GOAL:
It is required that all of the data be written out exactly.

INPUT DATA:
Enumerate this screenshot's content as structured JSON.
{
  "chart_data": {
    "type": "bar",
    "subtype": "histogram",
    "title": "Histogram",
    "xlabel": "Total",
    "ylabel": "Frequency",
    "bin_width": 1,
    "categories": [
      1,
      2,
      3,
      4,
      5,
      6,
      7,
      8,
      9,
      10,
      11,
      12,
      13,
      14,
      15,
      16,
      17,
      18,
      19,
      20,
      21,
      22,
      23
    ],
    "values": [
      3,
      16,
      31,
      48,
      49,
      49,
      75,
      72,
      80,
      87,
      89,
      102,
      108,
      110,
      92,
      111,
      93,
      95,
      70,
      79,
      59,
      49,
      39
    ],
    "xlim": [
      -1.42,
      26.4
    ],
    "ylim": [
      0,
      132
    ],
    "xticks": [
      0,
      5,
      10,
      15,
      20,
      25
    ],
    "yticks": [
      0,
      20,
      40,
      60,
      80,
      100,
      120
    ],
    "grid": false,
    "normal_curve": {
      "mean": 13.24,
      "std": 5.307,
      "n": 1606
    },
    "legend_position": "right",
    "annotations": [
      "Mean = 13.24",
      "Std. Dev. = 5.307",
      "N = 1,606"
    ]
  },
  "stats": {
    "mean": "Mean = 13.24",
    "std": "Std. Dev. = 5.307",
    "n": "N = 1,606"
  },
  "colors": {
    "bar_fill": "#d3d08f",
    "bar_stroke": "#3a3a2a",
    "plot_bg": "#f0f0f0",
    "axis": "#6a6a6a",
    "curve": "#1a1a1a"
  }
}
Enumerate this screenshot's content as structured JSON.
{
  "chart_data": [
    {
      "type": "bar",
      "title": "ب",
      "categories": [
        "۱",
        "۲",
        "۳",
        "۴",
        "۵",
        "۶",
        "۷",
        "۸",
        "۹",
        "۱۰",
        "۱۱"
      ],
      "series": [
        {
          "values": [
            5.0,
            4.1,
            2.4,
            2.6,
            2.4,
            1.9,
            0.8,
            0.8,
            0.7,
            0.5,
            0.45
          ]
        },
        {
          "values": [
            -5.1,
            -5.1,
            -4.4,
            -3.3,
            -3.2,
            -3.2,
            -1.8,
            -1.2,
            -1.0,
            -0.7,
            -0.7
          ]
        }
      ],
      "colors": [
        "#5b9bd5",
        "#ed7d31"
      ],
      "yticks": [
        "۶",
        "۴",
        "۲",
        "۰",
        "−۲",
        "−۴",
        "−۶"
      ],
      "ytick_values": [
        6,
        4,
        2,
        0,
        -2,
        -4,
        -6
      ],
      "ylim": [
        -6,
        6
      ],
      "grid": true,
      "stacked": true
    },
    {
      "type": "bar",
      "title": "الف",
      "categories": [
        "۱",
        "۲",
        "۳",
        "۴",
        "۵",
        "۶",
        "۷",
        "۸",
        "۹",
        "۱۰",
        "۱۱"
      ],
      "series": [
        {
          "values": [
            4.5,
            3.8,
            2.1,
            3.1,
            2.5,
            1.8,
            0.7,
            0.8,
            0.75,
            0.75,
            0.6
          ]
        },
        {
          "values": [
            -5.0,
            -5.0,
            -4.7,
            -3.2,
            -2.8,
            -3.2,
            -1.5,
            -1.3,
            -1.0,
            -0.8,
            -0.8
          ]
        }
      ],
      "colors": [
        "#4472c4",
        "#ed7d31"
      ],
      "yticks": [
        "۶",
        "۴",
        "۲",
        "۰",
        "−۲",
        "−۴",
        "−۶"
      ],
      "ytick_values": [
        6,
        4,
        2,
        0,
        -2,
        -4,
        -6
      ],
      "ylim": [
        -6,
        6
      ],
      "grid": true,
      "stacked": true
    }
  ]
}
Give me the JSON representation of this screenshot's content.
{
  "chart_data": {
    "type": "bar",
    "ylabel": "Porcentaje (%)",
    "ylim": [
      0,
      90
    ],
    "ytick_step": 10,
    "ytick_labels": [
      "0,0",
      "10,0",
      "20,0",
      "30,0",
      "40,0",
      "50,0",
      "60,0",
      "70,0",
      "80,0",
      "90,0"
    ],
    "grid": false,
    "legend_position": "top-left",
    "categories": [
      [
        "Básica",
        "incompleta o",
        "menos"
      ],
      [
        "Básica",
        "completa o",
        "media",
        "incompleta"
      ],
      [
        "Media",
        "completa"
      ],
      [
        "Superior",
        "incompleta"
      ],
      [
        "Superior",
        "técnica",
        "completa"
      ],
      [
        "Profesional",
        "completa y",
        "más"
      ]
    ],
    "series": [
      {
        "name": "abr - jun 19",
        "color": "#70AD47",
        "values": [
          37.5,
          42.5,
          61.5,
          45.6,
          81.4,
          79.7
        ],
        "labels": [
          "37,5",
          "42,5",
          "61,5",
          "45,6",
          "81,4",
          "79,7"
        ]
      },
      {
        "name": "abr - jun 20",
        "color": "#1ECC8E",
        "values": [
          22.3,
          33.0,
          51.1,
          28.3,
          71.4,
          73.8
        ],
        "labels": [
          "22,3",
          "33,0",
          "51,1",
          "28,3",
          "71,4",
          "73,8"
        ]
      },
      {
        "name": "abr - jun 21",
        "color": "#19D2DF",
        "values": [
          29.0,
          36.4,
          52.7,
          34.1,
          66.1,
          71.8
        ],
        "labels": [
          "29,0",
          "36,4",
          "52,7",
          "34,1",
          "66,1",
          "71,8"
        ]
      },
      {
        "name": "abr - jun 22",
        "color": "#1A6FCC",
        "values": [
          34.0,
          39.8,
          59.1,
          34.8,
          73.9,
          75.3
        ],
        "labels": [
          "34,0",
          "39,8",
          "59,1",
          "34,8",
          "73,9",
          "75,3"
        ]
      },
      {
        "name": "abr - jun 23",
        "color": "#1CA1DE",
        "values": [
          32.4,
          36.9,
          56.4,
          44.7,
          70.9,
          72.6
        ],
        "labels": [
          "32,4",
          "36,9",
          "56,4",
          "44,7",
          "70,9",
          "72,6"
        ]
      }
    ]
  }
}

FINAL ANSWER:
Enumerate this screenshot's content as structured JSON.
{
  "chart_data": {
    "type": "bar",
    "subtype": "histogram",
    "title": "Histogram",
    "xlabel": "Total",
    "ylabel": "Frequency",
    "bin_width": 1,
    "categories": [
      1,
      2,
      3,
      4,
      5,
      6,
      7,
      8,
      9,
      10,
      11,
      12,
      13,
      14,
      15,
      16,
      17,
      18,
      19,
      20,
      21,
      22,
      23
    ],
    "values": [
      3,
      16,
      31,
      48,
      49,
      49,
      75,
      72,
      80,
      87,
      89,
      102,
      108,
      110,
      92,
      111,
      93,
      95,
      70,
      79,
      59,
      49,
      39
    ],
    "xlim": [
      -1.42,
      26.4
    ],
    "ylim": [
      0,
      132
    ],
    "xticks": [
      0,
      5,
      10,
      15,
      20,
      25
    ],
    "yticks": [
      0,
      20,
      40,
      60,
      80,
      100,
      120
    ],
    "grid": false,
    "normal_curve": {
      "mean": 13.24,
      "std": 5.307,
      "n": 1606
    },
    "legend_position": "right",
    "annotations": [
      "Mean = 13.24",
      "Std. Dev. = 5.307",
      "N = 1,606"
    ]
  },
  "stats": {
    "mean": "Mean = 13.24",
    "std": "Std. Dev. = 5.307",
    "n": "N = 1,606"
  },
  "colors": {
    "bar_fill": "#d3d08f",
    "bar_stroke": "#3a3a2a",
    "plot_bg": "#f0f0f0",
    "axis": "#6a6a6a",
    "curve": "#1a1a1a"
  }
}
Enumerate this screenshot's content as structured JSON.
{
  "chart_data": [
    {
      "type": "bar",
      "title": "ب",
      "categories": [
        "۱",
        "۲",
        "۳",
        "۴",
        "۵",
        "۶",
        "۷",
        "۸",
        "۹",
        "۱۰",
        "۱۱"
      ],
      "series": [
        {
          "values": [
            5.0,
            4.1,
            2.4,
            2.6,
            2.4,
            1.9,
            0.8,
            0.8,
            0.7,
            0.5,
            0.45
          ]
        },
        {
          "values": [
            -5.1,
            -5.1,
            -4.4,
            -3.3,
            -3.2,
            -3.2,
            -1.8,
            -1.2,
            -1.0,
            -0.7,
            -0.7
          ]
        }
      ],
      "colors": [
        "#5b9bd5",
        "#ed7d31"
      ],
      "yticks": [
        "۶",
        "۴",
        "۲",
        "۰",
        "−۲",
        "−۴",
        "−۶"
      ],
      "ytick_values": [
        6,
        4,
        2,
        0,
        -2,
        -4,
        -6
      ],
      "ylim": [
        -6,
        6
      ],
      "grid": true,
      "stacked": true
    },
    {
      "type": "bar",
      "title": "الف",
      "categories": [
        "۱",
        "۲",
        "۳",
        "۴",
        "۵",
        "۶",
        "۷",
        "۸",
        "۹",
        "۱۰",
        "۱۱"
      ],
      "series": [
        {
          "values": [
            4.5,
            3.8,
            2.1,
            3.1,
            2.5,
            1.8,
            0.7,
            0.8,
            0.75,
            0.75,
            0.6
          ]
        },
        {
          "values": [
            -5.0,
            -5.0,
            -4.7,
            -3.2,
            -2.8,
            -3.2,
            -1.5,
            -1.3,
            -1.0,
            -0.8,
            -0.8
          ]
        }
      ],
      "colors": [
        "#4472c4",
        "#ed7d31"
      ],
      "yticks": [
        "۶",
        "۴",
        "۲",
        "۰",
        "−۲",
        "−۴",
        "−۶"
      ],
      "ytick_values": [
        6,
        4,
        2,
        0,
        -2,
        -4,
        -6
      ],
      "ylim": [
        -6,
        6
      ],
      "grid": true,
      "stacked": true
    }
  ]
}
Give me the JSON representation of this screenshot's content.
{
  "chart_data": {
    "type": "bar",
    "ylabel": "Porcentaje (%)",
    "ylim": [
      0,
      90
    ],
    "ytick_step": 10,
    "ytick_labels": [
      "0,0",
      "10,0",
      "20,0",
      "30,0",
      "40,0",
      "50,0",
      "60,0",
      "70,0",
      "80,0",
      "90,0"
    ],
    "grid": false,
    "legend_position": "top-left",
    "categories": [
      [
        "Básica",
        "incompleta o",
        "menos"
      ],
      [
        "Básica",
        "completa o",
        "media",
        "incompleta"
      ],
      [
        "Media",
        "completa"
      ],
      [
        "Superior",
        "incompleta"
      ],
      [
        "Superior",
        "técnica",
        "completa"
      ],
      [
        "Profesional",
        "completa y",
        "más"
      ]
    ],
    "series": [
      {
        "name": "abr - jun 19",
        "color": "#70AD47",
        "values": [
          37.5,
          42.5,
          61.5,
          45.6,
          81.4,
          79.7
        ],
        "labels": [
          "37,5",
          "42,5",
          "61,5",
          "45,6",
          "81,4",
          "79,7"
        ]
      },
      {
        "name": "abr - jun 20",
        "color": "#1ECC8E",
        "values": [
          22.3,
          33.0,
          51.1,
          28.3,
          71.4,
          73.8
        ],
        "labels": [
          "22,3",
          "33,0",
          "51,1",
          "28,3",
          "71,4",
          "73,8"
        ]
      },
      {
        "name": "abr - jun 21",
        "color": "#19D2DF",
        "values": [
          29.0,
          36.4,
          52.7,
          34.1,
          66.1,
          71.8
        ],
        "labels": [
          "29,0",
          "36,4",
          "52,7",
          "34,1",
          "66,1",
          "71,8"
        ]
      },
      {
        "name": "abr - jun 22",
        "color": "#1A6FCC",
        "values": [
          34.0,
          39.8,
          59.1,
          34.8,
          73.9,
          75.3
        ],
        "labels": [
          "34,0",
          "39,8",
          "59,1",
          "34,8",
          "73,9",
          "75,3"
        ]
      },
      {
        "name": "abr - jun 23",
        "color": "#1CA1DE",
        "values": [
          32.4,
          36.9,
          56.4,
          44.7,
          70.9,
          72.6
        ],
        "labels": [
          "32,4",
          "36,9",
          "56,4",
          "44,7",
          "70,9",
          "72,6"
        ]
      }
    ]
  }
}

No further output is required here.